• EXERCISE AIM: Copy out all the data, word for word.

• ITEMS:

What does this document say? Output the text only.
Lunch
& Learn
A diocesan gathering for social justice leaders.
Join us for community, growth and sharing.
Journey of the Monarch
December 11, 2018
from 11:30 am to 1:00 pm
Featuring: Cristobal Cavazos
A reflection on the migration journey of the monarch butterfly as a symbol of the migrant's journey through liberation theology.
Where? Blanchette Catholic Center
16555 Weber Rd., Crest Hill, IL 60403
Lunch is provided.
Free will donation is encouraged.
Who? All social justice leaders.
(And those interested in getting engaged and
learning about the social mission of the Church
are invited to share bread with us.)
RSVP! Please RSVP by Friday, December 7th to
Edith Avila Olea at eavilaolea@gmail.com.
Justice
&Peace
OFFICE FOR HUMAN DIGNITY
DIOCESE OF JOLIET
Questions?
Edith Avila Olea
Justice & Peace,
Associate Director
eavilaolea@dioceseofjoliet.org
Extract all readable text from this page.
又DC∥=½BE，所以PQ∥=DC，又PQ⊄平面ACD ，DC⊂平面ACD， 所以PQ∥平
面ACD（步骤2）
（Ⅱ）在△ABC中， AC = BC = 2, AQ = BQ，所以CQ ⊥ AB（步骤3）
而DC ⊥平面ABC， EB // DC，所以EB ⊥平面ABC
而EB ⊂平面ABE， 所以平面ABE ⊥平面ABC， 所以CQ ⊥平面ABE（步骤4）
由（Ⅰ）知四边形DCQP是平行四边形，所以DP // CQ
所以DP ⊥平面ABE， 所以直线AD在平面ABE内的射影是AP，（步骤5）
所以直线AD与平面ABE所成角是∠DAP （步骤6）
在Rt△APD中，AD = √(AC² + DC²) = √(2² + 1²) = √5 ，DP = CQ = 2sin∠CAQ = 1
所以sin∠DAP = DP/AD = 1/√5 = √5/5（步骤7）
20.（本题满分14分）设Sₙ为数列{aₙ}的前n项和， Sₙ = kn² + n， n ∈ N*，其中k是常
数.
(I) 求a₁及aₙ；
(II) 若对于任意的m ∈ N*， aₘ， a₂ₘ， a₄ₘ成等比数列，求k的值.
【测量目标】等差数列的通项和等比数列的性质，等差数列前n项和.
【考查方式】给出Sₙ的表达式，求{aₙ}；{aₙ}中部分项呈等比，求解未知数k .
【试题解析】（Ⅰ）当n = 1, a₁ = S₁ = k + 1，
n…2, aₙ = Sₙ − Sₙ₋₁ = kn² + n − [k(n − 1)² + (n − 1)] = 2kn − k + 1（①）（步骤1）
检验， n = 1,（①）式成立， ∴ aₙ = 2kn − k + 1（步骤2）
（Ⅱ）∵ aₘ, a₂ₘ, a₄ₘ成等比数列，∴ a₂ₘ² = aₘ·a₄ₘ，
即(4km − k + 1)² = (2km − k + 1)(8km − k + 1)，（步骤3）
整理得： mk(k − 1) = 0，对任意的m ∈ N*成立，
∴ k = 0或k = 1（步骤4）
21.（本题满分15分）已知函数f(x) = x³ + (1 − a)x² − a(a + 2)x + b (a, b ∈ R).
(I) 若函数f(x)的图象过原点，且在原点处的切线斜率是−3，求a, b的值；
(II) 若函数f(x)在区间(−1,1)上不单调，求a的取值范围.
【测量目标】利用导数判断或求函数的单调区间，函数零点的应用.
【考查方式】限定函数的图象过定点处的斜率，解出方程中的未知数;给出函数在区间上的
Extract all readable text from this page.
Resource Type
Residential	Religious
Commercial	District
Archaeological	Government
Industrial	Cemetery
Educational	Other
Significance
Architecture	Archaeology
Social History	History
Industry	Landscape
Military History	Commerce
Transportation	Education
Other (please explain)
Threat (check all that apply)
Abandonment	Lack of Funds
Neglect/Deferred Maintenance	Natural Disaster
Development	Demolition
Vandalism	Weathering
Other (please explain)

• RESPONSE FOR THIS EXERCISE:
What does this document say? Output the text only.
Lunch
& Learn
A diocesan gathering for social justice leaders.
Join us for community, growth and sharing.
Journey of the Monarch
December 11, 2018
from 11:30 am to 1:00 pm
Featuring: Cristobal Cavazos
A reflection on the migration journey of the monarch butterfly as a symbol of the migrant's journey through liberation theology.
Where? Blanchette Catholic Center
16555 Weber Rd., Crest Hill, IL 60403
Lunch is provided.
Free will donation is encouraged.
Who? All social justice leaders.
(And those interested in getting engaged and
learning about the social mission of the Church
are invited to share bread with us.)
RSVP! Please RSVP by Friday, December 7th to
Edith Avila Olea at eavilaolea@gmail.com.
Justice
&Peace
OFFICE FOR HUMAN DIGNITY
DIOCESE OF JOLIET
Questions?
Edith Avila Olea
Justice & Peace,
Associate Director
eavilaolea@dioceseofjoliet.org
Extract all readable text from this page.
又DC∥=½BE，所以PQ∥=DC，又PQ⊄平面ACD ，DC⊂平面ACD， 所以PQ∥平
面ACD（步骤2）
（Ⅱ）在△ABC中， AC = BC = 2, AQ = BQ，所以CQ ⊥ AB（步骤3）
而DC ⊥平面ABC， EB // DC，所以EB ⊥平面ABC
而EB ⊂平面ABE， 所以平面ABE ⊥平面ABC， 所以CQ ⊥平面ABE（步骤4）
由（Ⅰ）知四边形DCQP是平行四边形，所以DP // CQ
所以DP ⊥平面ABE， 所以直线AD在平面ABE内的射影是AP，（步骤5）
所以直线AD与平面ABE所成角是∠DAP （步骤6）
在Rt△APD中，AD = √(AC² + DC²) = √(2² + 1²) = √5 ，DP = CQ = 2sin∠CAQ = 1
所以sin∠DAP = DP/AD = 1/√5 = √5/5（步骤7）
20.（本题满分14分）设Sₙ为数列{aₙ}的前n项和， Sₙ = kn² + n， n ∈ N*，其中k是常
数.
(I) 求a₁及aₙ；
(II) 若对于任意的m ∈ N*， aₘ， a₂ₘ， a₄ₘ成等比数列，求k的值.
【测量目标】等差数列的通项和等比数列的性质，等差数列前n项和.
【考查方式】给出Sₙ的表达式，求{aₙ}；{aₙ}中部分项呈等比，求解未知数k .
【试题解析】（Ⅰ）当n = 1, a₁ = S₁ = k + 1，
n…2, aₙ = Sₙ − Sₙ₋₁ = kn² + n − [k(n − 1)² + (n − 1)] = 2kn − k + 1（①）（步骤1）
检验， n = 1,（①）式成立， ∴ aₙ = 2kn − k + 1（步骤2）
（Ⅱ）∵ aₘ, a₂ₘ, a₄ₘ成等比数列，∴ a₂ₘ² = aₘ·a₄ₘ，
即(4km − k + 1)² = (2km − k + 1)(8km − k + 1)，（步骤3）
整理得： mk(k − 1) = 0，对任意的m ∈ N*成立，
∴ k = 0或k = 1（步骤4）
21.（本题满分15分）已知函数f(x) = x³ + (1 − a)x² − a(a + 2)x + b (a, b ∈ R).
(I) 若函数f(x)的图象过原点，且在原点处的切线斜率是−3，求a, b的值；
(II) 若函数f(x)在区间(−1,1)上不单调，求a的取值范围.
【测量目标】利用导数判断或求函数的单调区间，函数零点的应用.
【考查方式】限定函数的图象过定点处的斜率，解出方程中的未知数;给出函数在区间上的
Extract all readable text from this page.
Resource Type
Residential	Religious
Commercial	District
Archaeological	Government
Industrial	Cemetery
Educational	Other
Significance
Architecture	Archaeology
Social History	History
Industry	Landscape
Military History	Commerce
Transportation	Education
Other (please explain)
Threat (check all that apply)
Abandonment	Lack of Funds
Neglect/Deferred Maintenance	Natural Disaster
Development	Demolition
Vandalism	Weathering
Other (please explain)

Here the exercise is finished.